Exercise
Quote the records that follow in full and exactly; leave out the pictures.
═══ Provided entries ═══
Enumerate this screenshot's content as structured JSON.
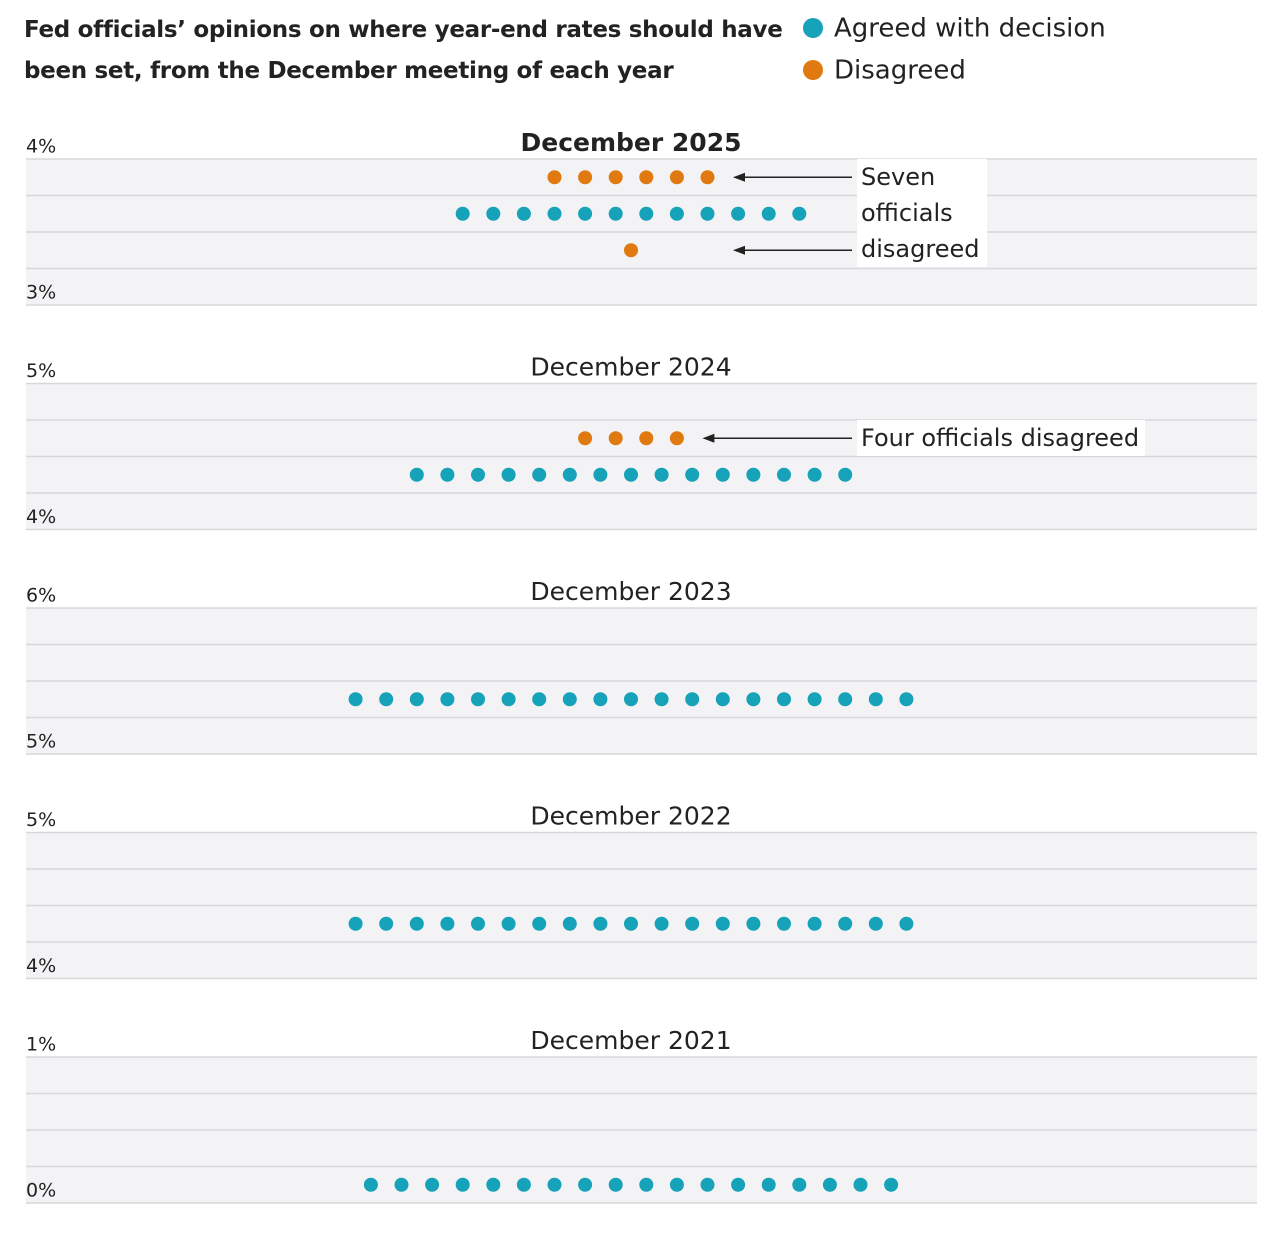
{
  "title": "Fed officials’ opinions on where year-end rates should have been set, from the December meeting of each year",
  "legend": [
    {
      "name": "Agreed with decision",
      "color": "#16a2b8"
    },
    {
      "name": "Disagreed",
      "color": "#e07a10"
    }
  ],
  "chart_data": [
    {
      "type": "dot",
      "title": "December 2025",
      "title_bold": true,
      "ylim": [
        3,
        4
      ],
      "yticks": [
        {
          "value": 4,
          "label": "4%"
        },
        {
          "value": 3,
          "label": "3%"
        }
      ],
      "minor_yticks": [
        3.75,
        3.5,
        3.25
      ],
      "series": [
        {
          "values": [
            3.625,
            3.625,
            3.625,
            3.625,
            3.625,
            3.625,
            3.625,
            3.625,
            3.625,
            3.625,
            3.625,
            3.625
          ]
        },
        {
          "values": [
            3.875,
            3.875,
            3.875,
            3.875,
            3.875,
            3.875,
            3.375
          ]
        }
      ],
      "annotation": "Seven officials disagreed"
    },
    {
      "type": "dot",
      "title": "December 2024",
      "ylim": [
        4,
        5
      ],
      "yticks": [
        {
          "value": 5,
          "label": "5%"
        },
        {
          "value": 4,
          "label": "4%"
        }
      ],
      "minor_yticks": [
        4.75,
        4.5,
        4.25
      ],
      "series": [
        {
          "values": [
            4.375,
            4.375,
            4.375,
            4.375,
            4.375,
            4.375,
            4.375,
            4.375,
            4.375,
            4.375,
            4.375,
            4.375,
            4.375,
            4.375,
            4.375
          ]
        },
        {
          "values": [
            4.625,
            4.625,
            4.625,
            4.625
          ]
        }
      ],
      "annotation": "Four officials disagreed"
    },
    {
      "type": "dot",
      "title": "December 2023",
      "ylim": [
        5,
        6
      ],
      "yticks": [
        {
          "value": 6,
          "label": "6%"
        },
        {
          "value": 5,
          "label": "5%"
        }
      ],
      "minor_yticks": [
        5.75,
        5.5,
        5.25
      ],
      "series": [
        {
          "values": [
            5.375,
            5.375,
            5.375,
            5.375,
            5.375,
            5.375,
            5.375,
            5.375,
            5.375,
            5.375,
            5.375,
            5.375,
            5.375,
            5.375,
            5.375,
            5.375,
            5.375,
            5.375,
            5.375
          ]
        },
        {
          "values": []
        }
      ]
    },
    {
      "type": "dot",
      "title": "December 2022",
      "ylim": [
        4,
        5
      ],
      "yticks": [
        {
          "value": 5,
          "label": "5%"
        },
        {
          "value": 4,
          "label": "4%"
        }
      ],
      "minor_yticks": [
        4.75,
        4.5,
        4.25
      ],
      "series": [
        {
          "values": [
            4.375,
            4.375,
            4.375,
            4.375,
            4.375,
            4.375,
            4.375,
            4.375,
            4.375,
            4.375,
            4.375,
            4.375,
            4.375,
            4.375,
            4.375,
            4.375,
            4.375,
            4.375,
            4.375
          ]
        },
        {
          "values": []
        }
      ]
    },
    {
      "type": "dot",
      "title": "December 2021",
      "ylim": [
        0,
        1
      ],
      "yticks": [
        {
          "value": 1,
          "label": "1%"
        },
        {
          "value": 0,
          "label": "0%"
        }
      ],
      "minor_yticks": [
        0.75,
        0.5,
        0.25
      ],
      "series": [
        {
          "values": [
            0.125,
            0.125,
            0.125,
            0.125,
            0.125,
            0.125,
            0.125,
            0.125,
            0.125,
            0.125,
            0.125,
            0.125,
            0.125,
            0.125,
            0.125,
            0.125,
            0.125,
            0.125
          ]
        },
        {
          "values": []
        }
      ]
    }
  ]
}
═══
Reply to the exercise
Enumerate this screenshot's content as structured JSON.
{
  "title": "Fed officials’ opinions on where year-end rates should have been set, from the December meeting of each year",
  "legend": [
    {
      "name": "Agreed with decision",
      "color": "#16a2b8"
    },
    {
      "name": "Disagreed",
      "color": "#e07a10"
    }
  ],
  "chart_data": [
    {
      "type": "dot",
      "title": "December 2025",
      "title_bold": true,
      "ylim": [
        3,
        4
      ],
      "yticks": [
        {
          "value": 4,
          "label": "4%"
        },
        {
          "value": 3,
          "label": "3%"
        }
      ],
      "minor_yticks": [
        3.75,
        3.5,
        3.25
      ],
      "series": [
        {
          "values": [
            3.625,
            3.625,
            3.625,
            3.625,
            3.625,
            3.625,
            3.625,
            3.625,
            3.625,
            3.625,
            3.625,
            3.625
          ]
        },
        {
          "values": [
            3.875,
            3.875,
            3.875,
            3.875,
            3.875,
            3.875,
            3.375
          ]
        }
      ],
      "annotation": "Seven officials disagreed"
    },
    {
      "type": "dot",
      "title": "December 2024",
      "ylim": [
        4,
        5
      ],
      "yticks": [
        {
          "value": 5,
          "label": "5%"
        },
        {
          "value": 4,
          "label": "4%"
        }
      ],
      "minor_yticks": [
        4.75,
        4.5,
        4.25
      ],
      "series": [
        {
          "values": [
            4.375,
            4.375,
            4.375,
            4.375,
            4.375,
            4.375,
            4.375,
            4.375,
            4.375,
            4.375,
            4.375,
            4.375,
            4.375,
            4.375,
            4.375
          ]
        },
        {
          "values": [
            4.625,
            4.625,
            4.625,
            4.625
          ]
        }
      ],
      "annotation": "Four officials disagreed"
    },
    {
      "type": "dot",
      "title": "December 2023",
      "ylim": [
        5,
        6
      ],
      "yticks": [
        {
          "value": 6,
          "label": "6%"
        },
        {
          "value": 5,
          "label": "5%"
        }
      ],
      "minor_yticks": [
        5.75,
        5.5,
        5.25
      ],
      "series": [
        {
          "values": [
            5.375,
            5.375,
            5.375,
            5.375,
            5.375,
            5.375,
            5.375,
            5.375,
            5.375,
            5.375,
            5.375,
            5.375,
            5.375,
            5.375,
            5.375,
            5.375,
            5.375,
            5.375,
            5.375
          ]
        },
        {
          "values": []
        }
      ]
    },
    {
      "type": "dot",
      "title": "December 2022",
      "ylim": [
        4,
        5
      ],
      "yticks": [
        {
          "value": 5,
          "label": "5%"
        },
        {
          "value": 4,
          "label": "4%"
        }
      ],
      "minor_yticks": [
        4.75,
        4.5,
        4.25
      ],
      "series": [
        {
          "values": [
            4.375,
            4.375,
            4.375,
            4.375,
            4.375,
            4.375,
            4.375,
            4.375,
            4.375,
            4.375,
            4.375,
            4.375,
            4.375,
            4.375,
            4.375,
            4.375,
            4.375,
            4.375,
            4.375
          ]
        },
        {
          "values": []
        }
      ]
    },
    {
      "type": "dot",
      "title": "December 2021",
      "ylim": [
        0,
        1
      ],
      "yticks": [
        {
          "value": 1,
          "label": "1%"
        },
        {
          "value": 0,
          "label": "0%"
        }
      ],
      "minor_yticks": [
        0.75,
        0.5,
        0.25
      ],
      "series": [
        {
          "values": [
            0.125,
            0.125,
            0.125,
            0.125,
            0.125,
            0.125,
            0.125,
            0.125,
            0.125,
            0.125,
            0.125,
            0.125,
            0.125,
            0.125,
            0.125,
            0.125,
            0.125,
            0.125
          ]
        },
        {
          "values": []
        }
      ]
    }
  ]
}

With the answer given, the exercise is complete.